Repeat the entries below exactly as they appear, with no pictures.

◆ ◆ ◆ ◆

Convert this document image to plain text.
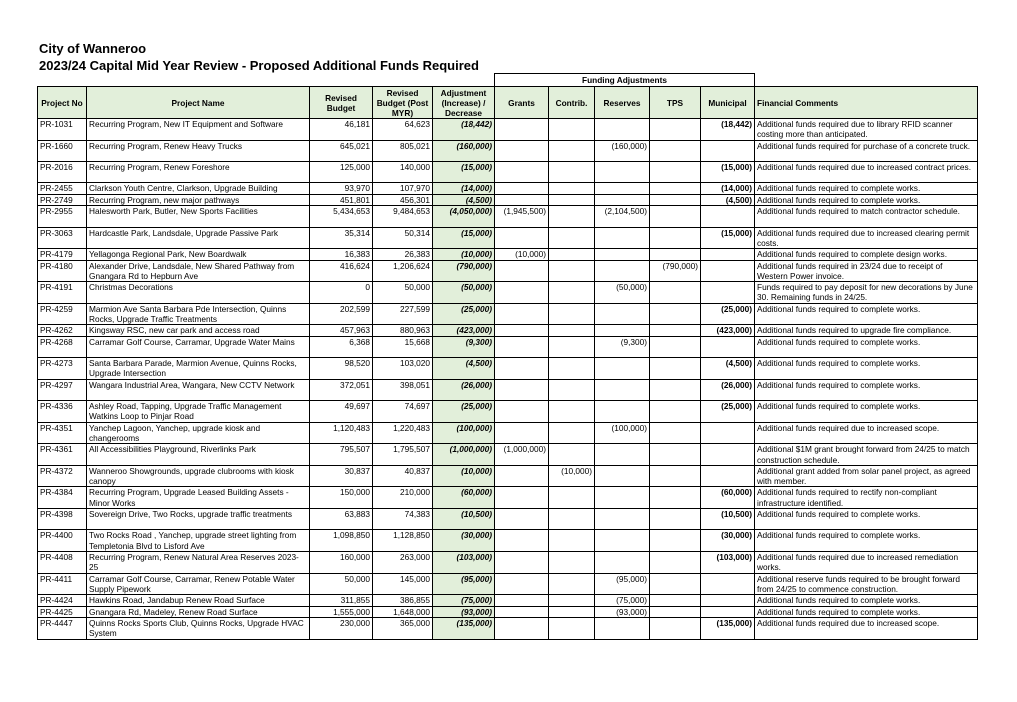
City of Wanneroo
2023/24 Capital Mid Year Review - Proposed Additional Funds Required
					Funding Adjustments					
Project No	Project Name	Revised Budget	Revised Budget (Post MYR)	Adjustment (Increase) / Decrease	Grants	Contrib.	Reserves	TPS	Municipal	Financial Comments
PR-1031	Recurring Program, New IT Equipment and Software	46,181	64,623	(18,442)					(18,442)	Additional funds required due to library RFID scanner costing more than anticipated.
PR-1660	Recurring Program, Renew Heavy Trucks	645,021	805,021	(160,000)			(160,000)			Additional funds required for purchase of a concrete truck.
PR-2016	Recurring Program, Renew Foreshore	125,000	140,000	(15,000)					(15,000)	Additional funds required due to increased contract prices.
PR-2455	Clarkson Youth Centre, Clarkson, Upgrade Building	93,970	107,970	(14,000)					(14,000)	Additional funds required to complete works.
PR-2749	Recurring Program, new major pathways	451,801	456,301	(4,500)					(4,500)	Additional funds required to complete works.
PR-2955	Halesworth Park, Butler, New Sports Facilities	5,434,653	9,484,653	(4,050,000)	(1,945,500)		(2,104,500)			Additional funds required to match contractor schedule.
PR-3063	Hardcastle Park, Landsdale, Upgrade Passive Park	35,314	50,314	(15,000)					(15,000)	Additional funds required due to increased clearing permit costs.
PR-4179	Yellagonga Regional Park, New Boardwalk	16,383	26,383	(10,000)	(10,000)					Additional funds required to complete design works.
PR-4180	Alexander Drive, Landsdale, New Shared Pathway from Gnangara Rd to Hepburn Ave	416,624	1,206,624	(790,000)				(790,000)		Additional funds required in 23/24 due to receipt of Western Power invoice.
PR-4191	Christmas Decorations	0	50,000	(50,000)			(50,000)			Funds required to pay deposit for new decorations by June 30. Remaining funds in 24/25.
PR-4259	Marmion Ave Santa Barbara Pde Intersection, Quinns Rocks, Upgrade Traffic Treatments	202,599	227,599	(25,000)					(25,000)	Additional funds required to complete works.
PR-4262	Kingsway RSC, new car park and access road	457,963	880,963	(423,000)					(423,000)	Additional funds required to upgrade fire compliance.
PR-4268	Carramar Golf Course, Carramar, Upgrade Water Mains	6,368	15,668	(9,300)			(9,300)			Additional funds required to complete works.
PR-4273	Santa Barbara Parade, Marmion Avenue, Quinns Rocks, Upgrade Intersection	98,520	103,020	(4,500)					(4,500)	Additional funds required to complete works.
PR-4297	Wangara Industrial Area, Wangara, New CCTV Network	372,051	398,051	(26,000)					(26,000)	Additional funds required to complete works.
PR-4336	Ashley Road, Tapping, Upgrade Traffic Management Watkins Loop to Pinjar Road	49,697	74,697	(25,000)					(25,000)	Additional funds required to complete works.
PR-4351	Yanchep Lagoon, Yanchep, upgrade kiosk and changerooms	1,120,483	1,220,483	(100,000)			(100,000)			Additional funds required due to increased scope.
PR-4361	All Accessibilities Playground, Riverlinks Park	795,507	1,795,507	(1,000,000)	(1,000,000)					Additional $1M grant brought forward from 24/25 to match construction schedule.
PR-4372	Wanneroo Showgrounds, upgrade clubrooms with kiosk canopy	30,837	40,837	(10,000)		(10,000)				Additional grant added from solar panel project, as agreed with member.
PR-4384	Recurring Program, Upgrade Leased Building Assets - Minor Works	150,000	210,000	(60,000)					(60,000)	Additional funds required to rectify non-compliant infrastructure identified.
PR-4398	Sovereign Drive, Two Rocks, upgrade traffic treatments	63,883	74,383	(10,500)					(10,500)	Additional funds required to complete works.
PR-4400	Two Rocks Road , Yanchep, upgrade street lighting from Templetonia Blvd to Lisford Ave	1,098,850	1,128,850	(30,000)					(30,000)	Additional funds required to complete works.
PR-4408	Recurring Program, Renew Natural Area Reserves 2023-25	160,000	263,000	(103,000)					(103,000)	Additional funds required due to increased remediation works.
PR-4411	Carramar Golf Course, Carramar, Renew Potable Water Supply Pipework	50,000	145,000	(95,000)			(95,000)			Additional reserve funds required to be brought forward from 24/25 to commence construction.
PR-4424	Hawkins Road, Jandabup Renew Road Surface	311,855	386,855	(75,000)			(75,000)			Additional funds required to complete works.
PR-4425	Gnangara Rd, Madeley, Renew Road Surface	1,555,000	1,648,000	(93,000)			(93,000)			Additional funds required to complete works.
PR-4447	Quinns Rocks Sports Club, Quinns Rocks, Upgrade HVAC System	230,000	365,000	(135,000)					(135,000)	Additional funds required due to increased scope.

◆ ◆ ◆ ◆

ANSWER TO THIS PROBLEM –
Convert this document image to plain text.
City of Wanneroo
2023/24 Capital Mid Year Review - Proposed Additional Funds Required
					Funding Adjustments					
Project No	Project Name	Revised Budget	Revised Budget (Post MYR)	Adjustment (Increase) / Decrease	Grants	Contrib.	Reserves	TPS	Municipal	Financial Comments
PR-1031	Recurring Program, New IT Equipment and Software	46,181	64,623	(18,442)					(18,442)	Additional funds required due to library RFID scanner costing more than anticipated.
PR-1660	Recurring Program, Renew Heavy Trucks	645,021	805,021	(160,000)			(160,000)			Additional funds required for purchase of a concrete truck.
PR-2016	Recurring Program, Renew Foreshore	125,000	140,000	(15,000)					(15,000)	Additional funds required due to increased contract prices.
PR-2455	Clarkson Youth Centre, Clarkson, Upgrade Building	93,970	107,970	(14,000)					(14,000)	Additional funds required to complete works.
PR-2749	Recurring Program, new major pathways	451,801	456,301	(4,500)					(4,500)	Additional funds required to complete works.
PR-2955	Halesworth Park, Butler, New Sports Facilities	5,434,653	9,484,653	(4,050,000)	(1,945,500)		(2,104,500)			Additional funds required to match contractor schedule.
PR-3063	Hardcastle Park, Landsdale, Upgrade Passive Park	35,314	50,314	(15,000)					(15,000)	Additional funds required due to increased clearing permit costs.
PR-4179	Yellagonga Regional Park, New Boardwalk	16,383	26,383	(10,000)	(10,000)					Additional funds required to complete design works.
PR-4180	Alexander Drive, Landsdale, New Shared Pathway from Gnangara Rd to Hepburn Ave	416,624	1,206,624	(790,000)				(790,000)		Additional funds required in 23/24 due to receipt of Western Power invoice.
PR-4191	Christmas Decorations	0	50,000	(50,000)			(50,000)			Funds required to pay deposit for new decorations by June 30. Remaining funds in 24/25.
PR-4259	Marmion Ave Santa Barbara Pde Intersection, Quinns Rocks, Upgrade Traffic Treatments	202,599	227,599	(25,000)					(25,000)	Additional funds required to complete works.
PR-4262	Kingsway RSC, new car park and access road	457,963	880,963	(423,000)					(423,000)	Additional funds required to upgrade fire compliance.
PR-4268	Carramar Golf Course, Carramar, Upgrade Water Mains	6,368	15,668	(9,300)			(9,300)			Additional funds required to complete works.
PR-4273	Santa Barbara Parade, Marmion Avenue, Quinns Rocks, Upgrade Intersection	98,520	103,020	(4,500)					(4,500)	Additional funds required to complete works.
PR-4297	Wangara Industrial Area, Wangara, New CCTV Network	372,051	398,051	(26,000)					(26,000)	Additional funds required to complete works.
PR-4336	Ashley Road, Tapping, Upgrade Traffic Management Watkins Loop to Pinjar Road	49,697	74,697	(25,000)					(25,000)	Additional funds required to complete works.
PR-4351	Yanchep Lagoon, Yanchep, upgrade kiosk and changerooms	1,120,483	1,220,483	(100,000)			(100,000)			Additional funds required due to increased scope.
PR-4361	All Accessibilities Playground, Riverlinks Park	795,507	1,795,507	(1,000,000)	(1,000,000)					Additional $1M grant brought forward from 24/25 to match construction schedule.
PR-4372	Wanneroo Showgrounds, upgrade clubrooms with kiosk canopy	30,837	40,837	(10,000)		(10,000)				Additional grant added from solar panel project, as agreed with member.
PR-4384	Recurring Program, Upgrade Leased Building Assets - Minor Works	150,000	210,000	(60,000)					(60,000)	Additional funds required to rectify non-compliant infrastructure identified.
PR-4398	Sovereign Drive, Two Rocks, upgrade traffic treatments	63,883	74,383	(10,500)					(10,500)	Additional funds required to complete works.
PR-4400	Two Rocks Road , Yanchep, upgrade street lighting from Templetonia Blvd to Lisford Ave	1,098,850	1,128,850	(30,000)					(30,000)	Additional funds required to complete works.
PR-4408	Recurring Program, Renew Natural Area Reserves 2023-25	160,000	263,000	(103,000)					(103,000)	Additional funds required due to increased remediation works.
PR-4411	Carramar Golf Course, Carramar, Renew Potable Water Supply Pipework	50,000	145,000	(95,000)			(95,000)			Additional reserve funds required to be brought forward from 24/25 to commence construction.
PR-4424	Hawkins Road, Jandabup Renew Road Surface	311,855	386,855	(75,000)			(75,000)			Additional funds required to complete works.
PR-4425	Gnangara Rd, Madeley, Renew Road Surface	1,555,000	1,648,000	(93,000)			(93,000)			Additional funds required to complete works.
PR-4447	Quinns Rocks Sports Club, Quinns Rocks, Upgrade HVAC System	230,000	365,000	(135,000)					(135,000)	Additional funds required due to increased scope.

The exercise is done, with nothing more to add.